Supplied data:
--- START ---
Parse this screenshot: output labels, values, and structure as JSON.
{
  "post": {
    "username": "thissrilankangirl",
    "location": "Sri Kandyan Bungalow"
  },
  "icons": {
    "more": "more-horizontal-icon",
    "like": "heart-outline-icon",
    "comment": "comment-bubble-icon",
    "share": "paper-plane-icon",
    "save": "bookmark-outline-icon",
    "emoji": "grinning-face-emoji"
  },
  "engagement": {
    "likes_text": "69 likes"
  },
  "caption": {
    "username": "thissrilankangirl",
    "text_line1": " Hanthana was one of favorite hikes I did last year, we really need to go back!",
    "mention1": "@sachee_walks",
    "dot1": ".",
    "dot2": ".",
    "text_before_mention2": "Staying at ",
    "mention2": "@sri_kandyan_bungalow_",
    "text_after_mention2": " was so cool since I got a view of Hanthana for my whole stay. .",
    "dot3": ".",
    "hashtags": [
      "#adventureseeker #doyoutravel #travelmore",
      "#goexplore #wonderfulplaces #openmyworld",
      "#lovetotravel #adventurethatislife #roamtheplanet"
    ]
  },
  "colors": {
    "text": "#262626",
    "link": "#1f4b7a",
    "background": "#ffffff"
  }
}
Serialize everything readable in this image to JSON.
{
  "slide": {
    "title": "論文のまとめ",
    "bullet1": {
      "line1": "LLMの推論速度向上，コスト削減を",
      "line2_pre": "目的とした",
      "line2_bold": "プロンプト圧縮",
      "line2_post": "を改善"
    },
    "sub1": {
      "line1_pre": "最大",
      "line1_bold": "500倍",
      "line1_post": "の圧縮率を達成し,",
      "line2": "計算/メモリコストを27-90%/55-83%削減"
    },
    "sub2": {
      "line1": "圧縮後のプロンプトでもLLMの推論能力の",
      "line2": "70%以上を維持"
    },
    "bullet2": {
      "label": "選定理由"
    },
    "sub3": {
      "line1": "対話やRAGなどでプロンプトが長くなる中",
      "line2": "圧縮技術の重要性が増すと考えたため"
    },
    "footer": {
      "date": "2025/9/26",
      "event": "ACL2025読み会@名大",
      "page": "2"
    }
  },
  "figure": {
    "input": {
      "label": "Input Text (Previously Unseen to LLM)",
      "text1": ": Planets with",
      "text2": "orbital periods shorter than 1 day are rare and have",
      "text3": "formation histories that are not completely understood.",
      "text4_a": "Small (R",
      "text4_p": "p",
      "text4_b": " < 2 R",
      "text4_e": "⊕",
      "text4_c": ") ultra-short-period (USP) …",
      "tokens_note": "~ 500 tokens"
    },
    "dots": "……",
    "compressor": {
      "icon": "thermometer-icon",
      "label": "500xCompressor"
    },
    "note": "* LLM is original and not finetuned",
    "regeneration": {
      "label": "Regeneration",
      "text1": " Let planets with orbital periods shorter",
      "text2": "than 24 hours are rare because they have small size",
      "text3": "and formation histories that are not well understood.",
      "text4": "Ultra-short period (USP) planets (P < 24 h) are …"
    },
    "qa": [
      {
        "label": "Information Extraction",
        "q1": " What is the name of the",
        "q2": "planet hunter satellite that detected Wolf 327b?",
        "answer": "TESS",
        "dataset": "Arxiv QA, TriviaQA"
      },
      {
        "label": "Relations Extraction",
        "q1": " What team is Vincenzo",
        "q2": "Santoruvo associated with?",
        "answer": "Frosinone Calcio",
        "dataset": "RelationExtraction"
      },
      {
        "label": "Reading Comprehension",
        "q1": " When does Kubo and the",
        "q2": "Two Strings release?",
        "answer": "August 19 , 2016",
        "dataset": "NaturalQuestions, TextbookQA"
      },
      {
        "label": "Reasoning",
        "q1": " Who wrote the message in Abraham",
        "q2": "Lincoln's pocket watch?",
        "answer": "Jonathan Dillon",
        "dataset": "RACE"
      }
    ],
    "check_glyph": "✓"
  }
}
--- END ---
The task:
For each line of the entries that includes "understood", show that line.

Result below:
      "text3": "formation histories that are not completely understood.",
      "text3": "and formation histories that are not well understood.",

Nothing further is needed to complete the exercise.